# START OF Rows

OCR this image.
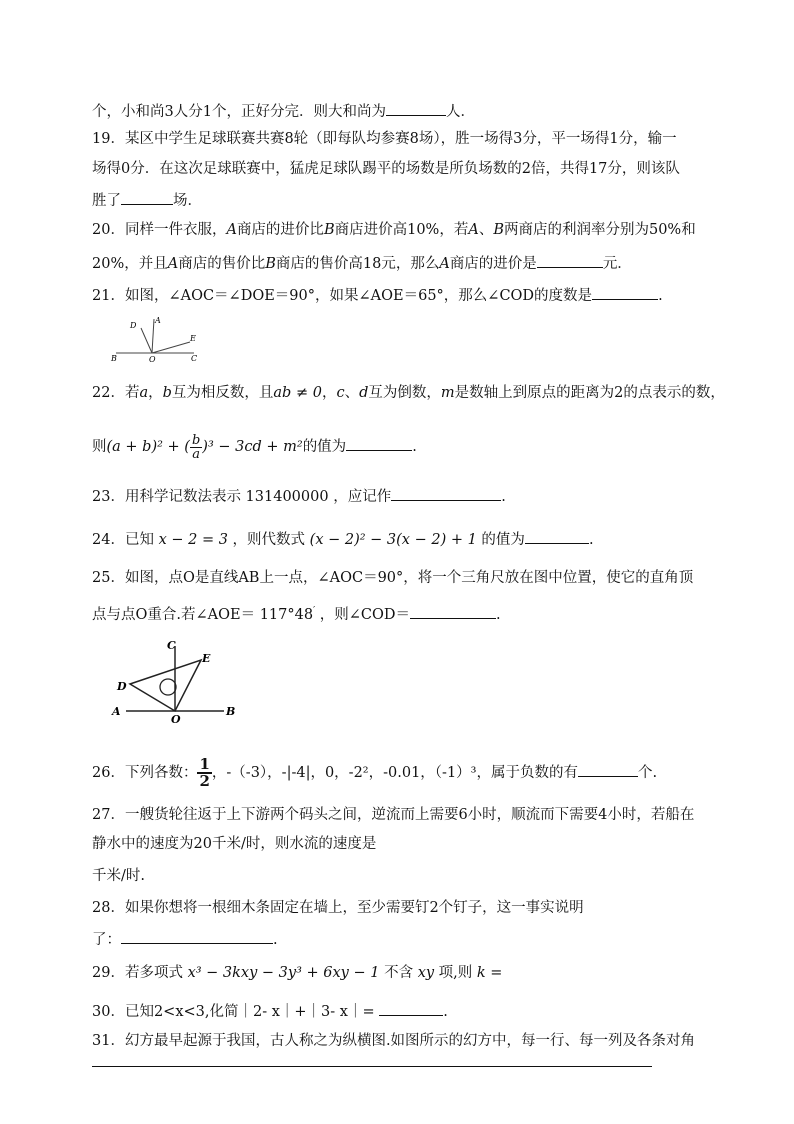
个，小和尚3人分1个，正好分完．则大和尚为	人．
19．某区中学生足球联赛共赛8轮（即每队均参赛8场），胜一场得3分，平一场得1分，输一
场得0分．在这次足球联赛中，猛虎足球队踢平的场数是所负场数的2倍，共得17分，则该队
胜了	场．
20．同样一件衣服，A商店的进价比B商店进价高10%，若A、B两商店的利润率分别为50%和
20%，并且A商店的售价比B商店的售价高18元，那么A商店的进价是	元．
21．如图，∠AOC＝∠DOE＝90°，如果∠AOE＝65°，那么∠COD的度数是	.
D
A
E
B	O	C
22．若a，b互为相反数，且ab ≠ 0，c、d互为倒数，m是数轴上到原点的距离为2的点表示的数，
则(a + b)² + ( $\frac{b}{a} )^3 - 3cd + m^2$的值为	.
23．用科学记数法表示 131400000 ，应记作	.
24．已知 x − 2 = 3 ，则代数式 (x − 2)² − 3(x − 2) + 1 的值为	.
25．如图，点O是直线AB上一点，∠AOC＝90°，将一个三角尺放在图中位置，使它的直角顶
点与点O重合.若∠AOE＝ 117°48′ ，则∠COD＝	.
C
E
D
A
O
B
26．下列各数： $\frac{1}{2}$ ，-（-3），-|-4|，0，-2²，-0.01，（-1）³，属于负数的有	个.
27．一艘货轮往返于上下游两个码头之间，逆流而上需要6小时，顺流而下需要4小时，若船在
静水中的速度为20千米/时，则水流的速度是
千米/时.
28．如果你想将一根细木条固定在墙上，至少需要钉2个钉子，这一事实说明
了：	.
29．若多项式 x³ − 3kxy − 3y³ + 6xy − 1 不含 xy 项,则 k =
30．已知2<x<3,化简｜2- x｜+｜3- x｜=	.
31．幻方最早起源于我国，古人称之为纵横图.如图所示的幻方中，每一行、每一列及各条对角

# END OF Rows

> [Your objective]: Find the word "frac" in the data and copy out each line where it turns up.

> [The response]:
则(a + b)² + ( $\frac{b}{a} )^3 - 3cd + m^2$的值为	.
26．下列各数： $\frac{1}{2}$ ，-（-3），-|-4|，0，-2²，-0.01，（-1）³，属于负数的有	个.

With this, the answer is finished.